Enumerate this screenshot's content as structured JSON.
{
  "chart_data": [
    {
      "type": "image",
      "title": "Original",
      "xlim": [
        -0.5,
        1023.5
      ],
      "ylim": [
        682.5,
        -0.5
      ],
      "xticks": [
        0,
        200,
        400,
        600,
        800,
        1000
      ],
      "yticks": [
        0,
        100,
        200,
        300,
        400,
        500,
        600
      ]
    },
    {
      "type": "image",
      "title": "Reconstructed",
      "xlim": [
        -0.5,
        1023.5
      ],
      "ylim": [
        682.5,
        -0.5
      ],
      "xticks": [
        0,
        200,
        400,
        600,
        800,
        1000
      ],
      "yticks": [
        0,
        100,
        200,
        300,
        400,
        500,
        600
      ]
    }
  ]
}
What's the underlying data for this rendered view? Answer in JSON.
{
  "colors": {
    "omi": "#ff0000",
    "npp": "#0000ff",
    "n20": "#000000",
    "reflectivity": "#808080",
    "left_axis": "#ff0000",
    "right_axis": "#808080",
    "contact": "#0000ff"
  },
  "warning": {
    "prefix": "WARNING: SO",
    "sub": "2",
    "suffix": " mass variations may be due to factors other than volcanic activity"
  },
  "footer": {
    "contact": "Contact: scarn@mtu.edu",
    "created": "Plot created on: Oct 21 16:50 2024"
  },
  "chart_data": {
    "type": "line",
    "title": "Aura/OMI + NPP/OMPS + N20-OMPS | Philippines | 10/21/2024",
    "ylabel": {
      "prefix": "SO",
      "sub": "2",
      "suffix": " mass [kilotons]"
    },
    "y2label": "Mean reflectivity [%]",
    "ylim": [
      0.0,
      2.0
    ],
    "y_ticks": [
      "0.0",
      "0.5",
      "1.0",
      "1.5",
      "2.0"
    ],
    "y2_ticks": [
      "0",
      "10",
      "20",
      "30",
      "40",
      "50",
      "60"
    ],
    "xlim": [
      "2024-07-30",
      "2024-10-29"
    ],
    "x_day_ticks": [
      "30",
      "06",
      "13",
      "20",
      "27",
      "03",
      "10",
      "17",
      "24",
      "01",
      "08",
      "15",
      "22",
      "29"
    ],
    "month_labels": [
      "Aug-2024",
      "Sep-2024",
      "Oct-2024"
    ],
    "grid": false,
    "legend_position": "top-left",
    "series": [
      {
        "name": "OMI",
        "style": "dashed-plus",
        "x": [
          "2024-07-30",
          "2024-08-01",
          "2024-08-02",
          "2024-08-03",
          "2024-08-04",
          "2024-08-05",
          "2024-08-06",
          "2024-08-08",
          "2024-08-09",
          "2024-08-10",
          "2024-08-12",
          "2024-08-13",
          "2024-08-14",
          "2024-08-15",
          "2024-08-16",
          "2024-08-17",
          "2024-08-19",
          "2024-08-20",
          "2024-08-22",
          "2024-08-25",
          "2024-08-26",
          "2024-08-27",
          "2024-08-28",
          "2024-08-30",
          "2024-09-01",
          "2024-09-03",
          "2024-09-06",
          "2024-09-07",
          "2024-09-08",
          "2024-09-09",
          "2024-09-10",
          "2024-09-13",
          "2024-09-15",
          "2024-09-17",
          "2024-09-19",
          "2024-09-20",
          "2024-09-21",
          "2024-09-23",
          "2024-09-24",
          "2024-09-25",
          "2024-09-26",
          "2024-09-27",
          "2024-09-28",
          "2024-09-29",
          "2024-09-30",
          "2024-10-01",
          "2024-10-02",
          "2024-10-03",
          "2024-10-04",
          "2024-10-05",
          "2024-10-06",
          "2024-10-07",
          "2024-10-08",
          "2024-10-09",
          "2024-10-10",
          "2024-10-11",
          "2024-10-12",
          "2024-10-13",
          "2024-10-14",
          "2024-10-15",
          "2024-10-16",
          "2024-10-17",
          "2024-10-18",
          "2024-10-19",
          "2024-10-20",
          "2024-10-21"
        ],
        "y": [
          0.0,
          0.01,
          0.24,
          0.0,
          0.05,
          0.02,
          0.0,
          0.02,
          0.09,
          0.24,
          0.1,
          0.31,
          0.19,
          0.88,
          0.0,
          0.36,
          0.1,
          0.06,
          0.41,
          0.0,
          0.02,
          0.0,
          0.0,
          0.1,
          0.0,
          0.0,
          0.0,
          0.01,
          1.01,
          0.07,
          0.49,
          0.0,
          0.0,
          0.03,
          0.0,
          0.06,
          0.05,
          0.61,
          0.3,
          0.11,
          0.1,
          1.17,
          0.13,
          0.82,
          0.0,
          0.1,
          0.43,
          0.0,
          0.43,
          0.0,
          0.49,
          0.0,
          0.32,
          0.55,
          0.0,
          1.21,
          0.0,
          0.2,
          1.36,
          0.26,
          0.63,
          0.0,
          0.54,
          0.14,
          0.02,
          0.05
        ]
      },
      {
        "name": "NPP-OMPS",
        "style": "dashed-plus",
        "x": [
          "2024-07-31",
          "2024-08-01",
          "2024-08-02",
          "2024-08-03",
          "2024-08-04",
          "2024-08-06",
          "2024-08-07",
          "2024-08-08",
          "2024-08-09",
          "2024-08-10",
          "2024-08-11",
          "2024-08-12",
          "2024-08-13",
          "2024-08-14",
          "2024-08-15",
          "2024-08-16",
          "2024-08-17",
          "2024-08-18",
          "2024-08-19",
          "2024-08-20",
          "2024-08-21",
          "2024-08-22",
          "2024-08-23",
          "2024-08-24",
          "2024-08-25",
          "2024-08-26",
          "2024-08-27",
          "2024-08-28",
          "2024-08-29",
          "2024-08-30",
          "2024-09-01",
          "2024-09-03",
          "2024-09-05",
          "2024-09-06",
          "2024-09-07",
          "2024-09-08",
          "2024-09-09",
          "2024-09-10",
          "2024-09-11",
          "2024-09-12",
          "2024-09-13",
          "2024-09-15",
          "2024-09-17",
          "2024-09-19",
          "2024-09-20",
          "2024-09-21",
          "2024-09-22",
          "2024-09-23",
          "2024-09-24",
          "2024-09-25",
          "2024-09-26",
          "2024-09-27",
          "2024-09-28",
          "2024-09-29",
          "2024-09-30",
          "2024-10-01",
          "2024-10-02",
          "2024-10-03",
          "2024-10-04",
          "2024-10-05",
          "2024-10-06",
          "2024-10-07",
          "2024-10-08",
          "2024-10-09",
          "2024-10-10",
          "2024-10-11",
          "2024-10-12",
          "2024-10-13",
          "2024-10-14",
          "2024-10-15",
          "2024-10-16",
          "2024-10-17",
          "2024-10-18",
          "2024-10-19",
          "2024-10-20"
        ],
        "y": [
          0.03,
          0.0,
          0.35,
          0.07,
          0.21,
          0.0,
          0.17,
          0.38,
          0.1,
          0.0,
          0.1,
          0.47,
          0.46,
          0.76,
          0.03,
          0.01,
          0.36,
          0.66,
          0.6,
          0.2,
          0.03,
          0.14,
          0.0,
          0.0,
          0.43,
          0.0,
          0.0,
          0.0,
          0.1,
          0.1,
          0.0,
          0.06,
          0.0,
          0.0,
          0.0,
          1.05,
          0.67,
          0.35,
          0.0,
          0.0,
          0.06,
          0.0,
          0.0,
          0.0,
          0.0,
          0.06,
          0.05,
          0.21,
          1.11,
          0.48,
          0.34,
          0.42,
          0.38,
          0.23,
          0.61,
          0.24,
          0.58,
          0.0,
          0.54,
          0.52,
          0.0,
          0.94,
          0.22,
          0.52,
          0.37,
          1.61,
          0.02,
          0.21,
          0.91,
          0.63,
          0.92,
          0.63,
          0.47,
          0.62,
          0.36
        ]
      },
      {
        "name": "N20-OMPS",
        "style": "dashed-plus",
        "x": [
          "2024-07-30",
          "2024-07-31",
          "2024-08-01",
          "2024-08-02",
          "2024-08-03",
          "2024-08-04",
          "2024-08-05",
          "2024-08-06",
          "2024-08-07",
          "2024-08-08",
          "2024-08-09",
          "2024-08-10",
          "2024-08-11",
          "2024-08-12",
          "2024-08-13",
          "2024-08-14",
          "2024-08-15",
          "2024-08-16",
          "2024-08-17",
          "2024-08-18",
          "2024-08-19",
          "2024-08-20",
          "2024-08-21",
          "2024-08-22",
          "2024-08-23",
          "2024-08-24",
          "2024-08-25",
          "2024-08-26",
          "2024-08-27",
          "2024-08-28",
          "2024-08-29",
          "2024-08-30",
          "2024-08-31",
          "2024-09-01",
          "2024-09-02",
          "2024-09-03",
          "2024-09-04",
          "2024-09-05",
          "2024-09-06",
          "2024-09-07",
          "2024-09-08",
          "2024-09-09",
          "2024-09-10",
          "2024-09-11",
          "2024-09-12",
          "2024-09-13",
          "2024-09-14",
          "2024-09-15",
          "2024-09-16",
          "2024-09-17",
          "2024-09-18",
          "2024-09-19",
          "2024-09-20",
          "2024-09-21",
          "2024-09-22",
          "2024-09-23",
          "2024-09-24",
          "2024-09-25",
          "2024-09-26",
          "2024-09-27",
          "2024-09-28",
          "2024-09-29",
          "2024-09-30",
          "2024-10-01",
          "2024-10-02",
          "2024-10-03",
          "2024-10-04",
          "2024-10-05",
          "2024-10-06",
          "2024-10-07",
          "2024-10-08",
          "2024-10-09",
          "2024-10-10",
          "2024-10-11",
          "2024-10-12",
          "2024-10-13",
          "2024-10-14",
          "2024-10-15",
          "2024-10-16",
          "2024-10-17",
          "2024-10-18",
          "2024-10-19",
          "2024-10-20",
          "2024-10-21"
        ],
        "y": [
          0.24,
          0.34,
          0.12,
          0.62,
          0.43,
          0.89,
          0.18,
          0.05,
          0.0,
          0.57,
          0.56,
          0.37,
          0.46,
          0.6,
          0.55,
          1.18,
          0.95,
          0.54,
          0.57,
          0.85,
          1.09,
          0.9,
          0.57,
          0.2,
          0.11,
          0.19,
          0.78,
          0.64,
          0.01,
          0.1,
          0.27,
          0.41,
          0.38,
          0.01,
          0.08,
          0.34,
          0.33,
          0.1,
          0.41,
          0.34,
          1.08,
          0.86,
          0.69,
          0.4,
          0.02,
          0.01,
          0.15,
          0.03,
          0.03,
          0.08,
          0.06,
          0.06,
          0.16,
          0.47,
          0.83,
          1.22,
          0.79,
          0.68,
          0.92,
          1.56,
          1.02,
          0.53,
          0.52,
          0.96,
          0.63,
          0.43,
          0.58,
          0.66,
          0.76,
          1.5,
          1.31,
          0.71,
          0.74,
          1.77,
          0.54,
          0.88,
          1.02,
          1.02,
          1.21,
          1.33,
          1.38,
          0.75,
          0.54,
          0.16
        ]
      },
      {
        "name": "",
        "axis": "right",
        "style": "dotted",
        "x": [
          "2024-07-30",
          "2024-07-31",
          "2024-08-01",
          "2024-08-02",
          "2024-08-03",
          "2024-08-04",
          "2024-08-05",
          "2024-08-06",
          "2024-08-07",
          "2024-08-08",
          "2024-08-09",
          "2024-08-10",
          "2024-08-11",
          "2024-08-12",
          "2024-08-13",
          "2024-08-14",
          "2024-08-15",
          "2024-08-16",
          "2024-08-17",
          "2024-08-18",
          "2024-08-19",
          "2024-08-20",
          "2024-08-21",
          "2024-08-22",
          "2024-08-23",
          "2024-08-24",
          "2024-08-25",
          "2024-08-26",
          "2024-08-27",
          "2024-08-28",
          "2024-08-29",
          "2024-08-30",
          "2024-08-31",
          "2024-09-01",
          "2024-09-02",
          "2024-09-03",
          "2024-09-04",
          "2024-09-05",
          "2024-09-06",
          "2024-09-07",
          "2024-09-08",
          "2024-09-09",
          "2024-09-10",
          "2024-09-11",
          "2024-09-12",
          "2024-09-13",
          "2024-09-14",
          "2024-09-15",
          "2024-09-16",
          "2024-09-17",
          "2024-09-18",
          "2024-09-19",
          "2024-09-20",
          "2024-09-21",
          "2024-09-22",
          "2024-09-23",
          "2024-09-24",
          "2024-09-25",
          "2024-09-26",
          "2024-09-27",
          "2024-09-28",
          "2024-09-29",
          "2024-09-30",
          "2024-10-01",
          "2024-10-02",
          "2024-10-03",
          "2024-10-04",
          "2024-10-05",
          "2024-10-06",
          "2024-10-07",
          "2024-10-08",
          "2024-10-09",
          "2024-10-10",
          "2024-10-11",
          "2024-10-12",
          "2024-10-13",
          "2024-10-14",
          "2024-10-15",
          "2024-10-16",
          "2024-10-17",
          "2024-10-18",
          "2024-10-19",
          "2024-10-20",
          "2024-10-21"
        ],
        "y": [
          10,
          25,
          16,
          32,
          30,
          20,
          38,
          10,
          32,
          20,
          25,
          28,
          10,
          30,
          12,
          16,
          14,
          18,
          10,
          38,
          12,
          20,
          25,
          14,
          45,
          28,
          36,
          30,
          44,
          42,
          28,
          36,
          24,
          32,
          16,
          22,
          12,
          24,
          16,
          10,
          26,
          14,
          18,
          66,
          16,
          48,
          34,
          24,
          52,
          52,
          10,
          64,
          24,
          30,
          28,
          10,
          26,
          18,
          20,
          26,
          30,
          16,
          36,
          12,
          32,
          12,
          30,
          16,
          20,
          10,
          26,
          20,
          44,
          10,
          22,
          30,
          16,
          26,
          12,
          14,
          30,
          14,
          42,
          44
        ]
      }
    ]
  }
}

▶ [Task goal]: Look through the records and gather each line with the word "JSON".

▶ [Complete output]:
Enumerate this screenshot's content as structured JSON.
What's the underlying data for this rendered view? Answer in JSON.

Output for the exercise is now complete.